## EXERCISE DESCRIPTION
The answer is every line of the records that holds the word "Manders", copied in full.

(Records from a collection of figures)
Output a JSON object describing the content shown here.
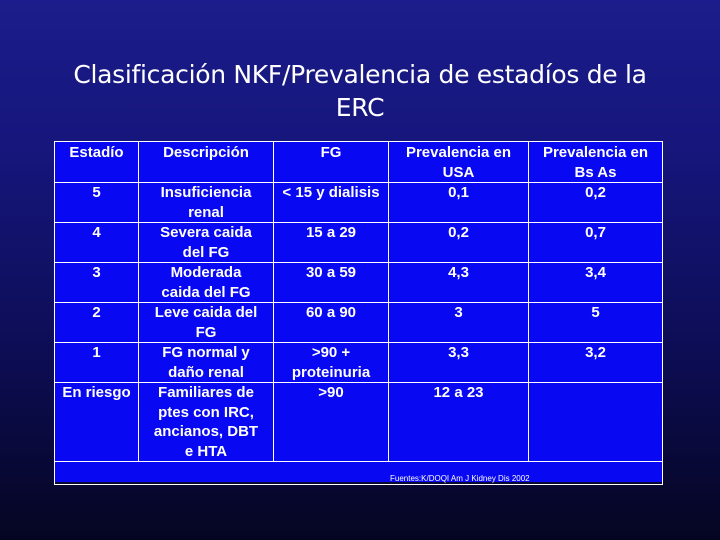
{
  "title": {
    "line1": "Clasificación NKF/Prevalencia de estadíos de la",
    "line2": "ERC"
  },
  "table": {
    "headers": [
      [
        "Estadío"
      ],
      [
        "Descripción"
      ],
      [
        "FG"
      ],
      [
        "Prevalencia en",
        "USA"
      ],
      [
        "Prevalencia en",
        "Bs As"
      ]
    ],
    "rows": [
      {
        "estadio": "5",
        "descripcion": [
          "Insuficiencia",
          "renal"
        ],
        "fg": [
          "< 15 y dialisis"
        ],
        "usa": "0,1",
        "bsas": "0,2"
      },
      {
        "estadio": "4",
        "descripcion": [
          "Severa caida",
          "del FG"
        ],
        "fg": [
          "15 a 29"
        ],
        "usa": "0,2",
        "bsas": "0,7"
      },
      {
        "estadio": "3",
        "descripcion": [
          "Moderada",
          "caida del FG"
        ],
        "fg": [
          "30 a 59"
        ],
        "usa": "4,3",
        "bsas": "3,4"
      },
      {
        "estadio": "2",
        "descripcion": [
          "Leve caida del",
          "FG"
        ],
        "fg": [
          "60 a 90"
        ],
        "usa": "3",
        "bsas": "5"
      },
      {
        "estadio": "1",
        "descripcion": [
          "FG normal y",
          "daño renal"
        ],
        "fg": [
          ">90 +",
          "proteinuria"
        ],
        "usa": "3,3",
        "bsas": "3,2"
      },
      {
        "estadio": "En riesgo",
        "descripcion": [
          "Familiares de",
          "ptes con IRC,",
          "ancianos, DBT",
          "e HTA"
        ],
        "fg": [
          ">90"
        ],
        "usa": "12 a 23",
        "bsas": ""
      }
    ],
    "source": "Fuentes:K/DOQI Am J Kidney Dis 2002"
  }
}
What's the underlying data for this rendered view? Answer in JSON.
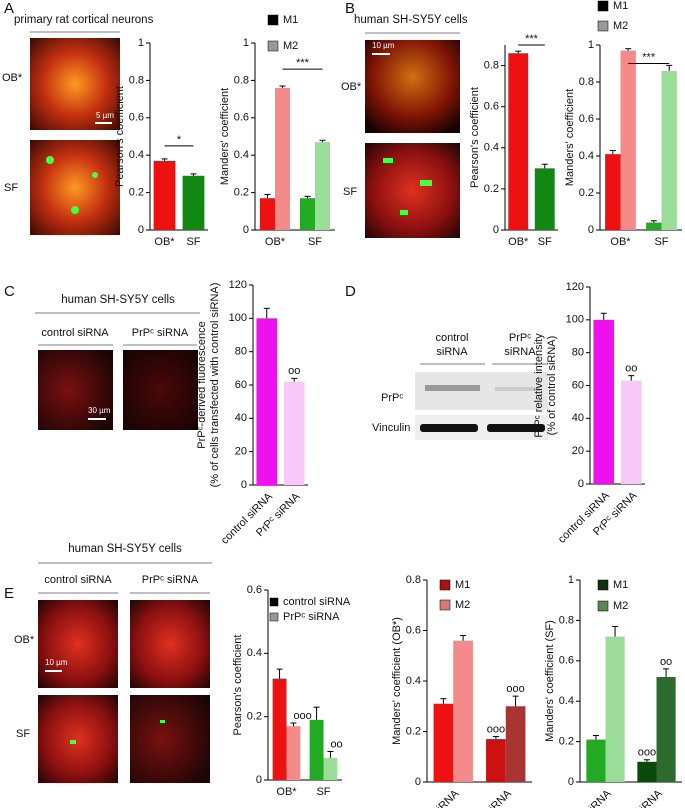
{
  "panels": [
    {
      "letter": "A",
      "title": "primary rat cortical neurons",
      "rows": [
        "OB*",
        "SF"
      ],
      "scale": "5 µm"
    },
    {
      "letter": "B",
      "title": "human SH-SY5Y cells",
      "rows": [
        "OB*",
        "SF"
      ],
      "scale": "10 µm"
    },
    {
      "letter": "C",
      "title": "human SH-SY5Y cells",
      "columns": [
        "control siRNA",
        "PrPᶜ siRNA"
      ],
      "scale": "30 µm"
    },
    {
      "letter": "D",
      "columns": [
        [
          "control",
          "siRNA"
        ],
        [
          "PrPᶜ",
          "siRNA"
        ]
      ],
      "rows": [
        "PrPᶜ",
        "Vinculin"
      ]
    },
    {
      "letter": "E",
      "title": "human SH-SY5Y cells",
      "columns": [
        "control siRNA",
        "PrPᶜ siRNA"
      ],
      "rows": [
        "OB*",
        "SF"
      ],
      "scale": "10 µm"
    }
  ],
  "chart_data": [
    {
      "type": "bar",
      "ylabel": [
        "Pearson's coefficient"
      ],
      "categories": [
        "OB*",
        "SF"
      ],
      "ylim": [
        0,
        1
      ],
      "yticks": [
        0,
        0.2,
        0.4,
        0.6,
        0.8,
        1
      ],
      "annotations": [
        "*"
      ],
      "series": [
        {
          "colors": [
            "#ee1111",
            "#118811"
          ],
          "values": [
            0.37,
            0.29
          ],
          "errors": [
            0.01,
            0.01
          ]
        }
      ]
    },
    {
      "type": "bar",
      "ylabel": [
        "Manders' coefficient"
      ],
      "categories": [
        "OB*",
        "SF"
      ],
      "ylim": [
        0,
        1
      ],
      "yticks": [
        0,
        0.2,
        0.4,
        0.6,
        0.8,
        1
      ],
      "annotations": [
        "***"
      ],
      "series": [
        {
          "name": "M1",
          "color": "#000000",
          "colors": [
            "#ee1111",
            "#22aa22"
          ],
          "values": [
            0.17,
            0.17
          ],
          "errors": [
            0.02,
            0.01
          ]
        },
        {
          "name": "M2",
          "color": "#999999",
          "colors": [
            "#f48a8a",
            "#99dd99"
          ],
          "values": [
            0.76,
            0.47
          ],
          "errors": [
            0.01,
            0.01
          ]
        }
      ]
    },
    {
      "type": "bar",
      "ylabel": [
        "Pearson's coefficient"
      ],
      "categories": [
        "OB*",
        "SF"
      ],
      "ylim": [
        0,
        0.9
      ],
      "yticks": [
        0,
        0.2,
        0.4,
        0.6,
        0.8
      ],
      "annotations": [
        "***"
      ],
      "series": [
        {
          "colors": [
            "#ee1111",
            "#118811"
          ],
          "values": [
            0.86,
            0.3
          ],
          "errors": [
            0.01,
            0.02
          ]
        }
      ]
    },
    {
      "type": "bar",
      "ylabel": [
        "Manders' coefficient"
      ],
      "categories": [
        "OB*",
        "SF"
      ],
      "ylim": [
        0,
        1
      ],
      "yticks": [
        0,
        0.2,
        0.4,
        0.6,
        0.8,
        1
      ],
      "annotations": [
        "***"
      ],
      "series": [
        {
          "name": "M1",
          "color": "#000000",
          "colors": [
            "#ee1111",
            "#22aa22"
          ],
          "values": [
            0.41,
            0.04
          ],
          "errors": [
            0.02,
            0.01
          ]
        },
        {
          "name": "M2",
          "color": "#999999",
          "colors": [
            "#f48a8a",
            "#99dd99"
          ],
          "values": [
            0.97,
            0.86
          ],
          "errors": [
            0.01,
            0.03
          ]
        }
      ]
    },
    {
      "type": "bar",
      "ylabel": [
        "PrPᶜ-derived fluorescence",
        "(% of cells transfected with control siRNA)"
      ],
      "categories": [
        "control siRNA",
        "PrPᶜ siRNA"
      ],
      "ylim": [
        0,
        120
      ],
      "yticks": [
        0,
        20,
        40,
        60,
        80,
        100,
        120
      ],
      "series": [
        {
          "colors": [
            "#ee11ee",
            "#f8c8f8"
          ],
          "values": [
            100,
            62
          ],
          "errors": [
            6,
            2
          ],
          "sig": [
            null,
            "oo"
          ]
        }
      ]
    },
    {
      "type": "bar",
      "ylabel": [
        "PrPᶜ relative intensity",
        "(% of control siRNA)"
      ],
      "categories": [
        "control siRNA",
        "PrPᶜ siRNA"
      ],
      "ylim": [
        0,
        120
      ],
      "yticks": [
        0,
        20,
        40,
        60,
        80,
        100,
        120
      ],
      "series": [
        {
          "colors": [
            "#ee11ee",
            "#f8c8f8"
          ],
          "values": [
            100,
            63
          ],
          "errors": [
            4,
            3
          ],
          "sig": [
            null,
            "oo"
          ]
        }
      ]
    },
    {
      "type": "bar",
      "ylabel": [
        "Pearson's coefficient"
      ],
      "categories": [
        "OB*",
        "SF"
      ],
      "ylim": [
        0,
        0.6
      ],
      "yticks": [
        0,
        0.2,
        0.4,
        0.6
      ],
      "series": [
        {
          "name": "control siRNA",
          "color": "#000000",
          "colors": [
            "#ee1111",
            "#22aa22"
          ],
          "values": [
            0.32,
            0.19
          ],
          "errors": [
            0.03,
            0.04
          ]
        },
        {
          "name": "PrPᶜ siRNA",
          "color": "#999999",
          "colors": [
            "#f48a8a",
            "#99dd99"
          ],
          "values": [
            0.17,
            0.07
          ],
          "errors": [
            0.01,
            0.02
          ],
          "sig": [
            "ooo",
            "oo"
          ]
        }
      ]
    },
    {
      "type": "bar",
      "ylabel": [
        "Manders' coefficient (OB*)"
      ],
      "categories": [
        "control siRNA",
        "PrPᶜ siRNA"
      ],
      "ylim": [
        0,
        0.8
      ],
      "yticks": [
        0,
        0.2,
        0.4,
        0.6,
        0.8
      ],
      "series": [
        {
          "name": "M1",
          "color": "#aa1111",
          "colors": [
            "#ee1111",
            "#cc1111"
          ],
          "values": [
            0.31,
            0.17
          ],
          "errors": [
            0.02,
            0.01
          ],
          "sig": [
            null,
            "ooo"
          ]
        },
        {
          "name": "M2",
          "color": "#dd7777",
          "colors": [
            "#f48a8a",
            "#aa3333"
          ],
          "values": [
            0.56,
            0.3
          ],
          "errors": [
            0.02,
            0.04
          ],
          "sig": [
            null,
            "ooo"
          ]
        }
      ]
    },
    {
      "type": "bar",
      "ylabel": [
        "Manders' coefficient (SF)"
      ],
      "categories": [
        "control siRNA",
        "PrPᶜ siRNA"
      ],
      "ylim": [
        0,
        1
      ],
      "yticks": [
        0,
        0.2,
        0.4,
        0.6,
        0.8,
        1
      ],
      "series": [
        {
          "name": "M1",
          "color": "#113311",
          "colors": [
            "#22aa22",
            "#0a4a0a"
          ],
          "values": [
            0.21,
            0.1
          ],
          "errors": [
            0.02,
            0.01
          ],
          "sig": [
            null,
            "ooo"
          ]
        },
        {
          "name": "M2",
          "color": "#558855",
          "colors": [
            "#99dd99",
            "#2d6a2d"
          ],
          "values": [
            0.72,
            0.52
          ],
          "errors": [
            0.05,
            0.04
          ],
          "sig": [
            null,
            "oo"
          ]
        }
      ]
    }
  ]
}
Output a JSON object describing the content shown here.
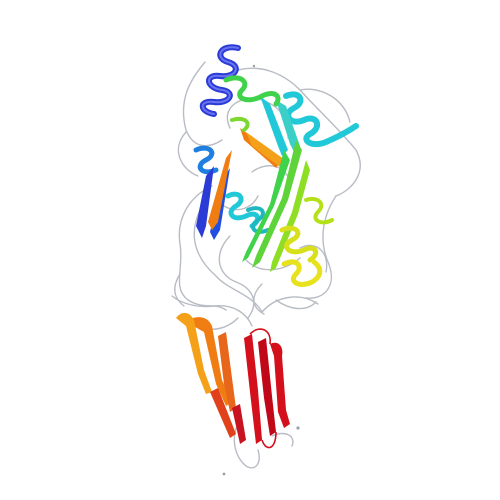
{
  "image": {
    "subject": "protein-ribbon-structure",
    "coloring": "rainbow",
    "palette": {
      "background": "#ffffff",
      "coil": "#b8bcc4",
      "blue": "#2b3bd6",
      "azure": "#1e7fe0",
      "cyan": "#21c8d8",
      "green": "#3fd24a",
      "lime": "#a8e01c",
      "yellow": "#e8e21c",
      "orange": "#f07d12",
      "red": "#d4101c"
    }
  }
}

## EXPECTED OUTPUT
        "Manders' coefficient"
        "Manders' coefficient"
        "Manders' coefficient (OB*)"
        "Manders' coefficient (SF)"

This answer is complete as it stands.